» Your task: Each line that holds the word "soiled" counts once; give the total for the records below and nothing else.

Entries taken from a collection:
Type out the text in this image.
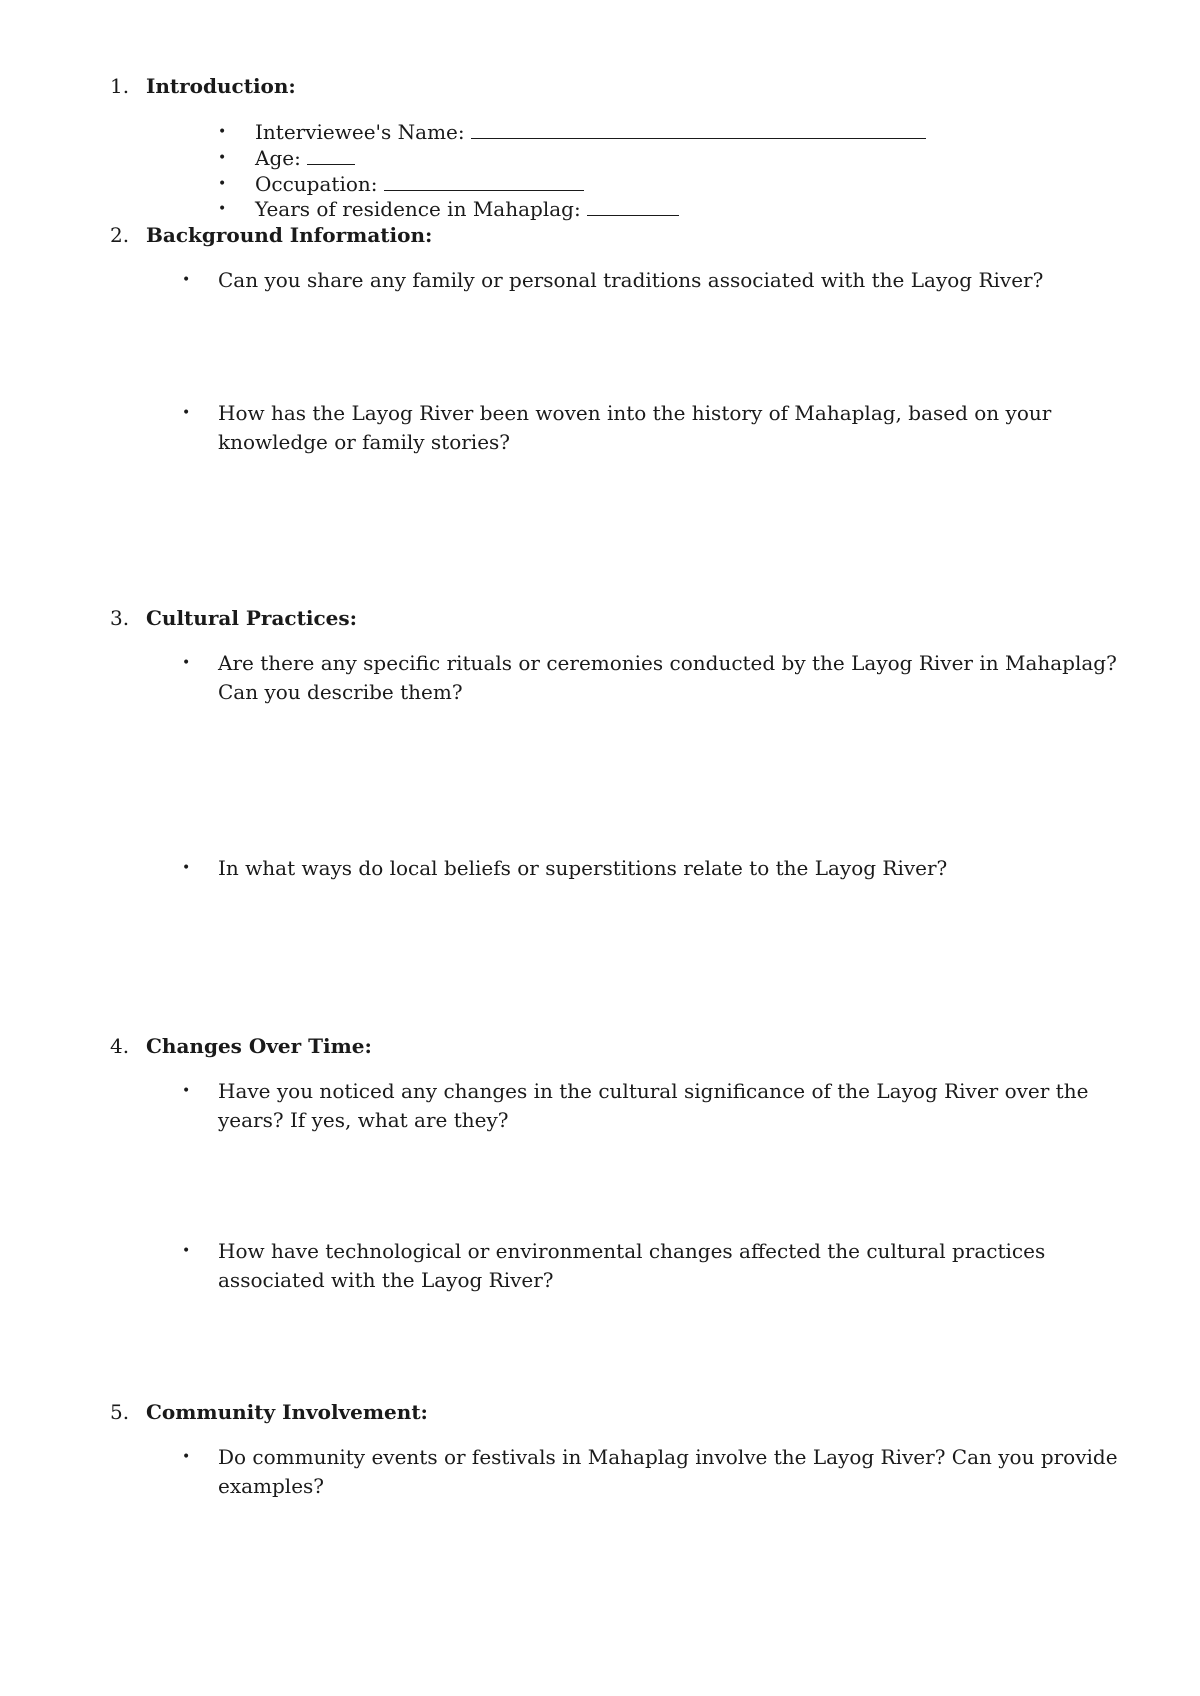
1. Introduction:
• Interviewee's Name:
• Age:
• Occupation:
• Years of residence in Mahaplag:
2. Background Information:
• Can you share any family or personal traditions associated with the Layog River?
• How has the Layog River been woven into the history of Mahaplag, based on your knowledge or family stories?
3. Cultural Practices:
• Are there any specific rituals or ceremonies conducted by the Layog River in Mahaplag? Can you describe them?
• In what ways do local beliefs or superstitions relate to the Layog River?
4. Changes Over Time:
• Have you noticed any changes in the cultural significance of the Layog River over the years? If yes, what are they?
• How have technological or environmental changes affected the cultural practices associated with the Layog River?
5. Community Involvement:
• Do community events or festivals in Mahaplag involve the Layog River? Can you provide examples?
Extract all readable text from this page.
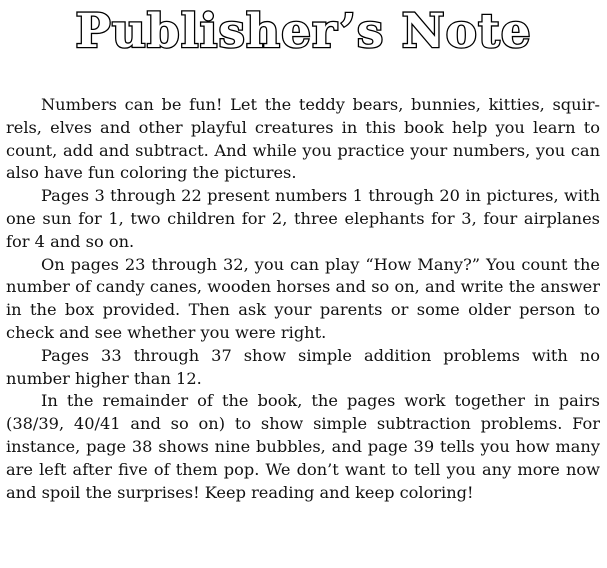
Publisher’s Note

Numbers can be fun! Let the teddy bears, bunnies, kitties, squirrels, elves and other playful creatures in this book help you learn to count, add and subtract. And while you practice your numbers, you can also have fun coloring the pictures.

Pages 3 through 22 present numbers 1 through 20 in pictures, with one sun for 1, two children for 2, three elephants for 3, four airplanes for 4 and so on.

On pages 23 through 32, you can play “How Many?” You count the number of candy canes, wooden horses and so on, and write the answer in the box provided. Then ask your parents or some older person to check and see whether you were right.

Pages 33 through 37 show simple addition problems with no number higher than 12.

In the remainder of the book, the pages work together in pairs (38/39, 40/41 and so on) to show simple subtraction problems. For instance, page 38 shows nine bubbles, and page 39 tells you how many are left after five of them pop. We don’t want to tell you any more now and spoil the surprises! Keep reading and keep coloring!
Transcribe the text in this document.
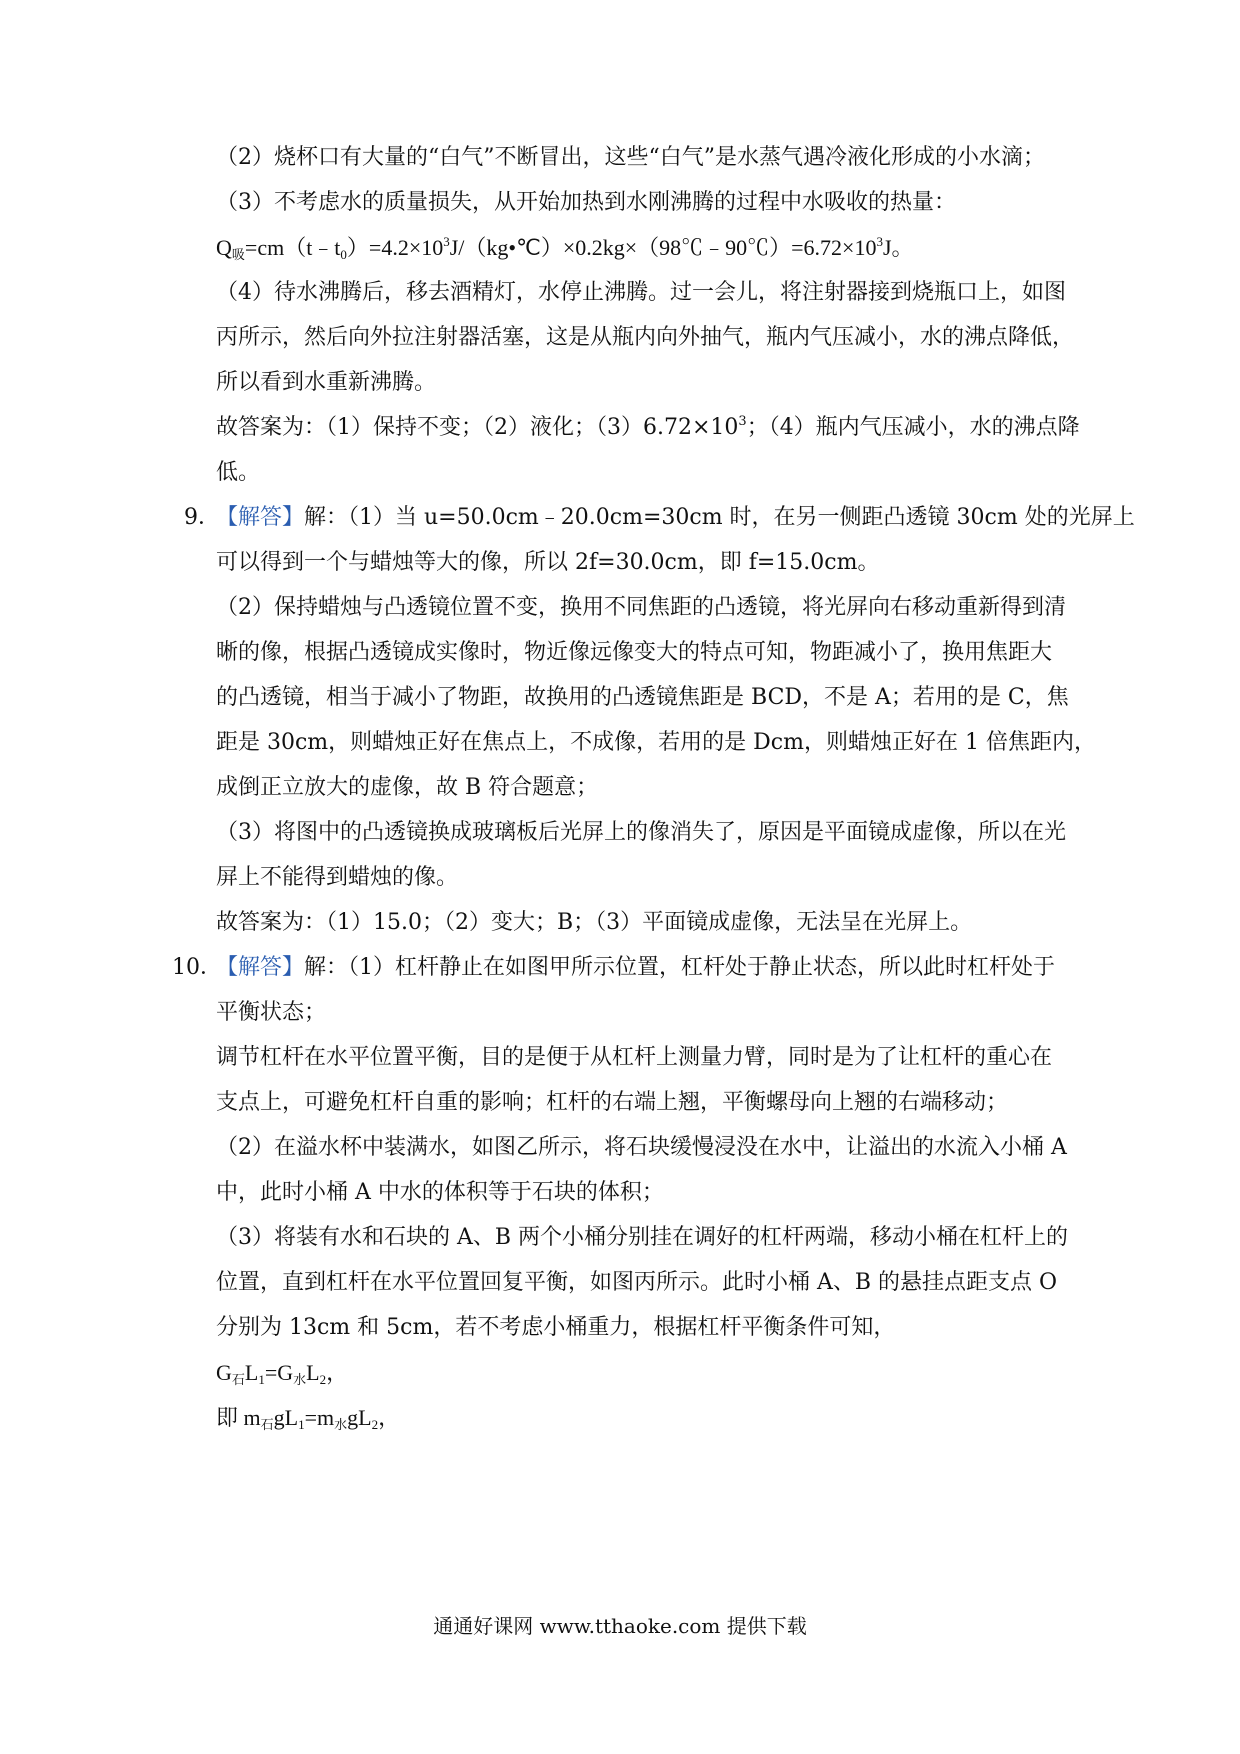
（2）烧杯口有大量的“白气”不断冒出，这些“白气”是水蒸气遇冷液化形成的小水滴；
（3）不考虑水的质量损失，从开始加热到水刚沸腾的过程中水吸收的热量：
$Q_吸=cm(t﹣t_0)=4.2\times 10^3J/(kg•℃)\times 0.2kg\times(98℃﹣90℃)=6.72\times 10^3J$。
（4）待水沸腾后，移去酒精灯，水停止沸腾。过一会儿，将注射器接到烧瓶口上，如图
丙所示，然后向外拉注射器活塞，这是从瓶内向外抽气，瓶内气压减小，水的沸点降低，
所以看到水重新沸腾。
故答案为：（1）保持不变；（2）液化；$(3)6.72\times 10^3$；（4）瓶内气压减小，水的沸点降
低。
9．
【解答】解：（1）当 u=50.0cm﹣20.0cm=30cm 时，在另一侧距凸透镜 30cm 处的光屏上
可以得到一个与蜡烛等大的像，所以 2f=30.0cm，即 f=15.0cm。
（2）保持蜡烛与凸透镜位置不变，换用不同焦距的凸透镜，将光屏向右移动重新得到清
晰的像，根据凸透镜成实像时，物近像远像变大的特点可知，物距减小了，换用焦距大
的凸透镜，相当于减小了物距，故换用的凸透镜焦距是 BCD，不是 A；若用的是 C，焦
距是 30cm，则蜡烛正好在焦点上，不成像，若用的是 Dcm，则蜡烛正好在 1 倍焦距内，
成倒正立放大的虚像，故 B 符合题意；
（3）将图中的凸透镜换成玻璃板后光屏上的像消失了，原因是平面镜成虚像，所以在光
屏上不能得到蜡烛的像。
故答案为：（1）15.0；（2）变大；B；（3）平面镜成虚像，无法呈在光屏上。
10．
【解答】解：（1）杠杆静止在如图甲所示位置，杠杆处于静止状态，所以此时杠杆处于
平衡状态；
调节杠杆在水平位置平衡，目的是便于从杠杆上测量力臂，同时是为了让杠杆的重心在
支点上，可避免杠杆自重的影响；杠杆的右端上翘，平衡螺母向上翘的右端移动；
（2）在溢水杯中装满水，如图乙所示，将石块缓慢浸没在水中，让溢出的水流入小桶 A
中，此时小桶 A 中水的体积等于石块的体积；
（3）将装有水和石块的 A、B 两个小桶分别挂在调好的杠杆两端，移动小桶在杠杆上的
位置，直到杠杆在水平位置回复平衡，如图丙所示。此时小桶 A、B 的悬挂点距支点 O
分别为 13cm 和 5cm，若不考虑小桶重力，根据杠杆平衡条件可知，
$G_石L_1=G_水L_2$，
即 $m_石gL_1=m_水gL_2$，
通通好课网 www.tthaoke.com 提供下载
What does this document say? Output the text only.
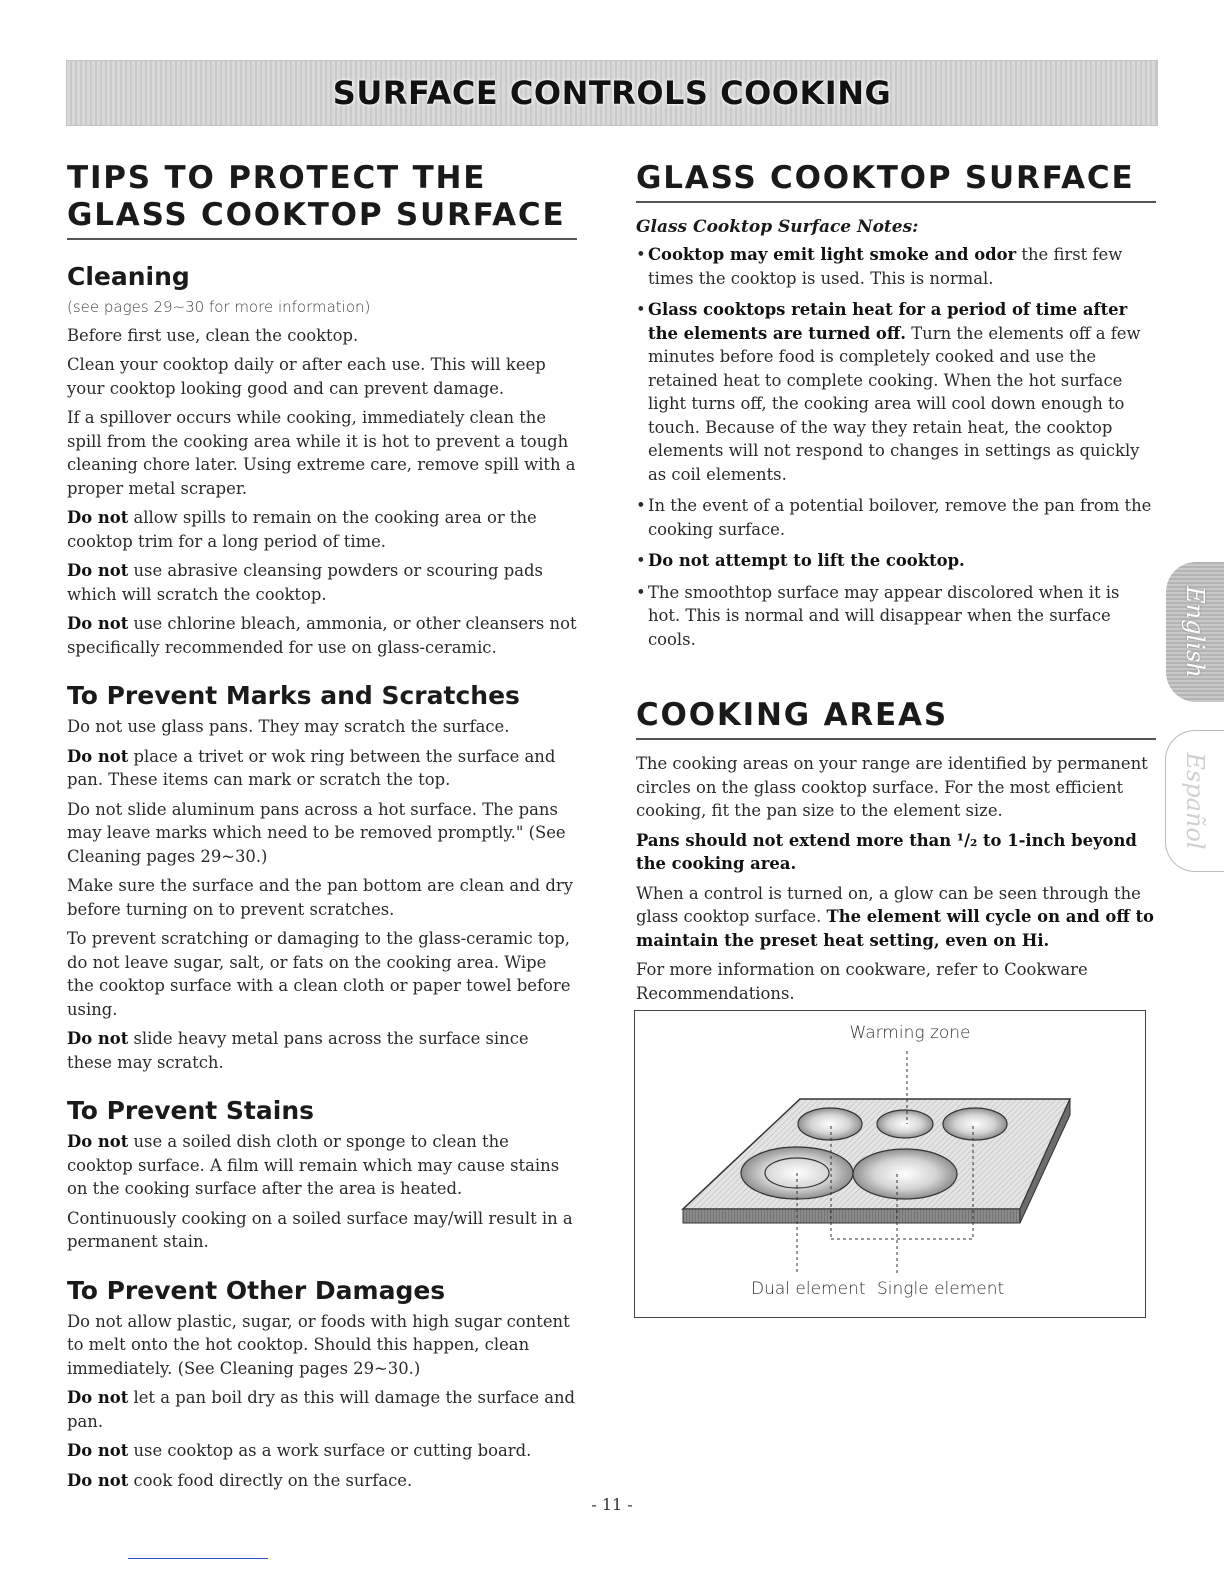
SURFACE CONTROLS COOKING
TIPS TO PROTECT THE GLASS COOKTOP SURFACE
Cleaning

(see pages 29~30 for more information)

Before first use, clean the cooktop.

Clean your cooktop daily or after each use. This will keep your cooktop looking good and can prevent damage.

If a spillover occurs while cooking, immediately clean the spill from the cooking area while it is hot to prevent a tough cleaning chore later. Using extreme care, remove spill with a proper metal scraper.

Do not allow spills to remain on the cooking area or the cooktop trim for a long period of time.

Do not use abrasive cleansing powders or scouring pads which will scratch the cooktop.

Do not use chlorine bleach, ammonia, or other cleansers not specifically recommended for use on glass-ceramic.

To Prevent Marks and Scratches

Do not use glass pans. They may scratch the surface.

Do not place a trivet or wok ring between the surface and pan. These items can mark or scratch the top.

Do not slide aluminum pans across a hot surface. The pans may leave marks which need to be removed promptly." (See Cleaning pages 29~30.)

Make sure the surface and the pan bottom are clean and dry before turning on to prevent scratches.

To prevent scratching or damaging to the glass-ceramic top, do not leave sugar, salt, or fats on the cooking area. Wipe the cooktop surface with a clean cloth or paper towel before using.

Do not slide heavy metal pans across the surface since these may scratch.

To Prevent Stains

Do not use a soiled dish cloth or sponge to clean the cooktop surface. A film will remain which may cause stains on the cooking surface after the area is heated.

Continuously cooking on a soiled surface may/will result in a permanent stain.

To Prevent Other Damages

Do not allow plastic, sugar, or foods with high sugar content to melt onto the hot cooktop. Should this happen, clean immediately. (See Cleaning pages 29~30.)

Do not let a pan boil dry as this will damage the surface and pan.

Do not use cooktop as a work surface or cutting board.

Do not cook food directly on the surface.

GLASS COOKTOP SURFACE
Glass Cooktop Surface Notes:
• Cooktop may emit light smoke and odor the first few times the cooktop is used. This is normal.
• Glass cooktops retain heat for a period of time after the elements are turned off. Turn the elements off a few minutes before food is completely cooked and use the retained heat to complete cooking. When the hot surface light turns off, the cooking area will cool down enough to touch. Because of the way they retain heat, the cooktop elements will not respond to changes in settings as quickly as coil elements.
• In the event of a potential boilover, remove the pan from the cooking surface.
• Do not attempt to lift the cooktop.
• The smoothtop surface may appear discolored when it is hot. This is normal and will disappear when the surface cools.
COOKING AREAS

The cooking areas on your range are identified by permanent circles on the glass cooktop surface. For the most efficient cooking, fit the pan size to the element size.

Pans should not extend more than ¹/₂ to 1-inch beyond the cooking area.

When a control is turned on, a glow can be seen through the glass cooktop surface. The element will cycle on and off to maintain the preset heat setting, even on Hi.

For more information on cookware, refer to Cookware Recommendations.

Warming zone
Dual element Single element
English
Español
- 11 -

» Output of the task: 2